:: PROVIDED MATERIAL

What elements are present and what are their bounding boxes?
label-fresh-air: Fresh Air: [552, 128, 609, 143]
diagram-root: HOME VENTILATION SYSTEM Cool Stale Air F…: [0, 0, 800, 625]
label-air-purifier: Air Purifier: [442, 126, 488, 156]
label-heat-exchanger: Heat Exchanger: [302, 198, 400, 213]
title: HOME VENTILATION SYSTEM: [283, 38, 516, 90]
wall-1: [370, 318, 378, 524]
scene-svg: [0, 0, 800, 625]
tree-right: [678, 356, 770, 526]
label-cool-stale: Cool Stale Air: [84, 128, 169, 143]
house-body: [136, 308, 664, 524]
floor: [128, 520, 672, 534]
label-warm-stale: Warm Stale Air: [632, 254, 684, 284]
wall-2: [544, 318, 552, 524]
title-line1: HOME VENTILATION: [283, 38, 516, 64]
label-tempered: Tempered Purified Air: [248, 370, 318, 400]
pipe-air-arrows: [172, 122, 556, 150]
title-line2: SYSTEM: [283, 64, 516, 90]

::::

## EXERCISE AIM
Reproduce every line of each entry above without any changes.

## RESULT FOR THIS EXERCISE
What elements are present and what are their bounding boxes?
label-fresh-air: Fresh Air: [552, 128, 609, 143]
diagram-root: HOME VENTILATION SYSTEM Cool Stale Air F…: [0, 0, 800, 625]
label-air-purifier: Air Purifier: [442, 126, 488, 156]
label-heat-exchanger: Heat Exchanger: [302, 198, 400, 213]
title: HOME VENTILATION SYSTEM: [283, 38, 516, 90]
wall-1: [370, 318, 378, 524]
scene-svg: [0, 0, 800, 625]
tree-right: [678, 356, 770, 526]
label-cool-stale: Cool Stale Air: [84, 128, 169, 143]
house-body: [136, 308, 664, 524]
floor: [128, 520, 672, 534]
label-warm-stale: Warm Stale Air: [632, 254, 684, 284]
wall-2: [544, 318, 552, 524]
title-line1: HOME VENTILATION: [283, 38, 516, 64]
label-tempered: Tempered Purified Air: [248, 370, 318, 400]
pipe-air-arrows: [172, 122, 556, 150]
title-line2: SYSTEM: [283, 64, 516, 90]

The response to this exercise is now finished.